Your goal:
Output every entry exactly as written.

Data shown:
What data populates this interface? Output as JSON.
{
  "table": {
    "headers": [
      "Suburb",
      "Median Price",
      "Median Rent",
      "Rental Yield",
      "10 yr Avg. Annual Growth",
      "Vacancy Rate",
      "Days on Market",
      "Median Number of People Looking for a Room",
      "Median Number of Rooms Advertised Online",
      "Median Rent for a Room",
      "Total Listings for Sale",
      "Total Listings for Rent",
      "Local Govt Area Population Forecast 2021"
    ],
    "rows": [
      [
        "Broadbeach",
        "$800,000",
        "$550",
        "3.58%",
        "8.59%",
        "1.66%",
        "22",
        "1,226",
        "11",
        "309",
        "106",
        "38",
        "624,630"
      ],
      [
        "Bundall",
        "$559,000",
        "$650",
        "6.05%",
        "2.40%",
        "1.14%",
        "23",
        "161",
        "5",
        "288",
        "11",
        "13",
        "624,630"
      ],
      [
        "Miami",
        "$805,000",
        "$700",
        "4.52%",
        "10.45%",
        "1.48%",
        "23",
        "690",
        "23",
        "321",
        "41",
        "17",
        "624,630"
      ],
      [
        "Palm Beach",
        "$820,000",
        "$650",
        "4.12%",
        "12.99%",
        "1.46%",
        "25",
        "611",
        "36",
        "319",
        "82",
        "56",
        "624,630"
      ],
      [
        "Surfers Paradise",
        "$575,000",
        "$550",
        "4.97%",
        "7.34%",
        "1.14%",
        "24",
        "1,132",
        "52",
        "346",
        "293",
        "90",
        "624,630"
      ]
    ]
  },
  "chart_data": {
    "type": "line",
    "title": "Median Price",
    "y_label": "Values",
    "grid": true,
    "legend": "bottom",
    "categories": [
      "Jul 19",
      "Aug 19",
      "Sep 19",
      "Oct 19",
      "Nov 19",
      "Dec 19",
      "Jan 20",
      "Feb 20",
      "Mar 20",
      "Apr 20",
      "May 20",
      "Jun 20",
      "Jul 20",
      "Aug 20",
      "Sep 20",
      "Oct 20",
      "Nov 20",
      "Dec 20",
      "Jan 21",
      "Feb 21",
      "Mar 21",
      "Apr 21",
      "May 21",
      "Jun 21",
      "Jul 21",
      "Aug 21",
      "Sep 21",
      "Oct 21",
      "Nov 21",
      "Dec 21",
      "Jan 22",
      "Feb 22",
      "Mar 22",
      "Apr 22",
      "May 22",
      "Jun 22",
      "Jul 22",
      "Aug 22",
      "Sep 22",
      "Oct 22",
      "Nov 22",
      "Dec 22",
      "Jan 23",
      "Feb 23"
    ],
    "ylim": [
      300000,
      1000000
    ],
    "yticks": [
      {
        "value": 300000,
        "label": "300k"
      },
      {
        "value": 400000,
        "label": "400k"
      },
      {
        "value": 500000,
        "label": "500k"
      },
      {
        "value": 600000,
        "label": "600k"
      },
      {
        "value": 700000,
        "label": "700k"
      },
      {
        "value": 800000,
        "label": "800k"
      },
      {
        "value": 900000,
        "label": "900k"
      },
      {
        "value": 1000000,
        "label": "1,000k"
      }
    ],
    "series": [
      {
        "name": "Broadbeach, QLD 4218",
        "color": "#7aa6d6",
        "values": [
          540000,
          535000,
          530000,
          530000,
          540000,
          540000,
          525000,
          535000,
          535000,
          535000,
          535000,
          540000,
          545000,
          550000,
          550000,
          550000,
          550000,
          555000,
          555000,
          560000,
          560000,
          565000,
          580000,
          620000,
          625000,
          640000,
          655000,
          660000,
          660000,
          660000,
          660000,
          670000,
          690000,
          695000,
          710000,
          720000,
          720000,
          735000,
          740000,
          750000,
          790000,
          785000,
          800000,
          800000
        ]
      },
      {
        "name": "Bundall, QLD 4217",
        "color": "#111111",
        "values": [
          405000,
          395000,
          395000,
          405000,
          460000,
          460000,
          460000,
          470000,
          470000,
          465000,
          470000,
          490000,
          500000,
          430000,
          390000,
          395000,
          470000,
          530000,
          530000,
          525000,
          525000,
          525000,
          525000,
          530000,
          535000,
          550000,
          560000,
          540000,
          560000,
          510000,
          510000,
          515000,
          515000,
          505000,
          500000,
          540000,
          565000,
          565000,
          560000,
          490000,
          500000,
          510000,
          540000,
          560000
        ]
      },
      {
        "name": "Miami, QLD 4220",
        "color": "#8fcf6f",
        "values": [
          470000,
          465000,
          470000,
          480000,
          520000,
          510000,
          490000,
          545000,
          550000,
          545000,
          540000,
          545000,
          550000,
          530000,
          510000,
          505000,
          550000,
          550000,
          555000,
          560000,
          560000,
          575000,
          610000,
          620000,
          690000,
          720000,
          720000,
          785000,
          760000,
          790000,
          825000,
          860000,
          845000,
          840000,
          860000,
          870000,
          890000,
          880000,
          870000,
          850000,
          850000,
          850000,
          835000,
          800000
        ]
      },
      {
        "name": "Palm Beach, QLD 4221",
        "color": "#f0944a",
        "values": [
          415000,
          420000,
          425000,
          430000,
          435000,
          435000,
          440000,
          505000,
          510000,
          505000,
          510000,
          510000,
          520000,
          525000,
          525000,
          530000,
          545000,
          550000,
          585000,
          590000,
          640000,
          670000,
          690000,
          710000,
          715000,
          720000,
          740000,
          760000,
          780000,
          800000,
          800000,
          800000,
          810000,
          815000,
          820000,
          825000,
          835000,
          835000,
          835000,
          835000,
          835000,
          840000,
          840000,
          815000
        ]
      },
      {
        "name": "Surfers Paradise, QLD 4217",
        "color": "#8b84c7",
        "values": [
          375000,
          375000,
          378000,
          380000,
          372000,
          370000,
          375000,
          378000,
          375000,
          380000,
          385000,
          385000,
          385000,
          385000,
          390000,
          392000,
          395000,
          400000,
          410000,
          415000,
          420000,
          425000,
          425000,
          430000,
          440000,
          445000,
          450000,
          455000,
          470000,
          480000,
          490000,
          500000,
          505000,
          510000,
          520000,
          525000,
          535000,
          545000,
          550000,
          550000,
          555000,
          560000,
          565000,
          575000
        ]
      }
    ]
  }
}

Response for this exercise:
What data populates this interface? Output as JSON.
{
  "table": {
    "headers": [
      "Suburb",
      "Median Price",
      "Median Rent",
      "Rental Yield",
      "10 yr Avg. Annual Growth",
      "Vacancy Rate",
      "Days on Market",
      "Median Number of People Looking for a Room",
      "Median Number of Rooms Advertised Online",
      "Median Rent for a Room",
      "Total Listings for Sale",
      "Total Listings for Rent",
      "Local Govt Area Population Forecast 2021"
    ],
    "rows": [
      [
        "Broadbeach",
        "$800,000",
        "$550",
        "3.58%",
        "8.59%",
        "1.66%",
        "22",
        "1,226",
        "11",
        "309",
        "106",
        "38",
        "624,630"
      ],
      [
        "Bundall",
        "$559,000",
        "$650",
        "6.05%",
        "2.40%",
        "1.14%",
        "23",
        "161",
        "5",
        "288",
        "11",
        "13",
        "624,630"
      ],
      [
        "Miami",
        "$805,000",
        "$700",
        "4.52%",
        "10.45%",
        "1.48%",
        "23",
        "690",
        "23",
        "321",
        "41",
        "17",
        "624,630"
      ],
      [
        "Palm Beach",
        "$820,000",
        "$650",
        "4.12%",
        "12.99%",
        "1.46%",
        "25",
        "611",
        "36",
        "319",
        "82",
        "56",
        "624,630"
      ],
      [
        "Surfers Paradise",
        "$575,000",
        "$550",
        "4.97%",
        "7.34%",
        "1.14%",
        "24",
        "1,132",
        "52",
        "346",
        "293",
        "90",
        "624,630"
      ]
    ]
  },
  "chart_data": {
    "type": "line",
    "title": "Median Price",
    "y_label": "Values",
    "grid": true,
    "legend": "bottom",
    "categories": [
      "Jul 19",
      "Aug 19",
      "Sep 19",
      "Oct 19",
      "Nov 19",
      "Dec 19",
      "Jan 20",
      "Feb 20",
      "Mar 20",
      "Apr 20",
      "May 20",
      "Jun 20",
      "Jul 20",
      "Aug 20",
      "Sep 20",
      "Oct 20",
      "Nov 20",
      "Dec 20",
      "Jan 21",
      "Feb 21",
      "Mar 21",
      "Apr 21",
      "May 21",
      "Jun 21",
      "Jul 21",
      "Aug 21",
      "Sep 21",
      "Oct 21",
      "Nov 21",
      "Dec 21",
      "Jan 22",
      "Feb 22",
      "Mar 22",
      "Apr 22",
      "May 22",
      "Jun 22",
      "Jul 22",
      "Aug 22",
      "Sep 22",
      "Oct 22",
      "Nov 22",
      "Dec 22",
      "Jan 23",
      "Feb 23"
    ],
    "ylim": [
      300000,
      1000000
    ],
    "yticks": [
      {
        "value": 300000,
        "label": "300k"
      },
      {
        "value": 400000,
        "label": "400k"
      },
      {
        "value": 500000,
        "label": "500k"
      },
      {
        "value": 600000,
        "label": "600k"
      },
      {
        "value": 700000,
        "label": "700k"
      },
      {
        "value": 800000,
        "label": "800k"
      },
      {
        "value": 900000,
        "label": "900k"
      },
      {
        "value": 1000000,
        "label": "1,000k"
      }
    ],
    "series": [
      {
        "name": "Broadbeach, QLD 4218",
        "color": "#7aa6d6",
        "values": [
          540000,
          535000,
          530000,
          530000,
          540000,
          540000,
          525000,
          535000,
          535000,
          535000,
          535000,
          540000,
          545000,
          550000,
          550000,
          550000,
          550000,
          555000,
          555000,
          560000,
          560000,
          565000,
          580000,
          620000,
          625000,
          640000,
          655000,
          660000,
          660000,
          660000,
          660000,
          670000,
          690000,
          695000,
          710000,
          720000,
          720000,
          735000,
          740000,
          750000,
          790000,
          785000,
          800000,
          800000
        ]
      },
      {
        "name": "Bundall, QLD 4217",
        "color": "#111111",
        "values": [
          405000,
          395000,
          395000,
          405000,
          460000,
          460000,
          460000,
          470000,
          470000,
          465000,
          470000,
          490000,
          500000,
          430000,
          390000,
          395000,
          470000,
          530000,
          530000,
          525000,
          525000,
          525000,
          525000,
          530000,
          535000,
          550000,
          560000,
          540000,
          560000,
          510000,
          510000,
          515000,
          515000,
          505000,
          500000,
          540000,
          565000,
          565000,
          560000,
          490000,
          500000,
          510000,
          540000,
          560000
        ]
      },
      {
        "name": "Miami, QLD 4220",
        "color": "#8fcf6f",
        "values": [
          470000,
          465000,
          470000,
          480000,
          520000,
          510000,
          490000,
          545000,
          550000,
          545000,
          540000,
          545000,
          550000,
          530000,
          510000,
          505000,
          550000,
          550000,
          555000,
          560000,
          560000,
          575000,
          610000,
          620000,
          690000,
          720000,
          720000,
          785000,
          760000,
          790000,
          825000,
          860000,
          845000,
          840000,
          860000,
          870000,
          890000,
          880000,
          870000,
          850000,
          850000,
          850000,
          835000,
          800000
        ]
      },
      {
        "name": "Palm Beach, QLD 4221",
        "color": "#f0944a",
        "values": [
          415000,
          420000,
          425000,
          430000,
          435000,
          435000,
          440000,
          505000,
          510000,
          505000,
          510000,
          510000,
          520000,
          525000,
          525000,
          530000,
          545000,
          550000,
          585000,
          590000,
          640000,
          670000,
          690000,
          710000,
          715000,
          720000,
          740000,
          760000,
          780000,
          800000,
          800000,
          800000,
          810000,
          815000,
          820000,
          825000,
          835000,
          835000,
          835000,
          835000,
          835000,
          840000,
          840000,
          815000
        ]
      },
      {
        "name": "Surfers Paradise, QLD 4217",
        "color": "#8b84c7",
        "values": [
          375000,
          375000,
          378000,
          380000,
          372000,
          370000,
          375000,
          378000,
          375000,
          380000,
          385000,
          385000,
          385000,
          385000,
          390000,
          392000,
          395000,
          400000,
          410000,
          415000,
          420000,
          425000,
          425000,
          430000,
          440000,
          445000,
          450000,
          455000,
          470000,
          480000,
          490000,
          500000,
          505000,
          510000,
          520000,
          525000,
          535000,
          545000,
          550000,
          550000,
          555000,
          560000,
          565000,
          575000
        ]
      }
    ]
  }
}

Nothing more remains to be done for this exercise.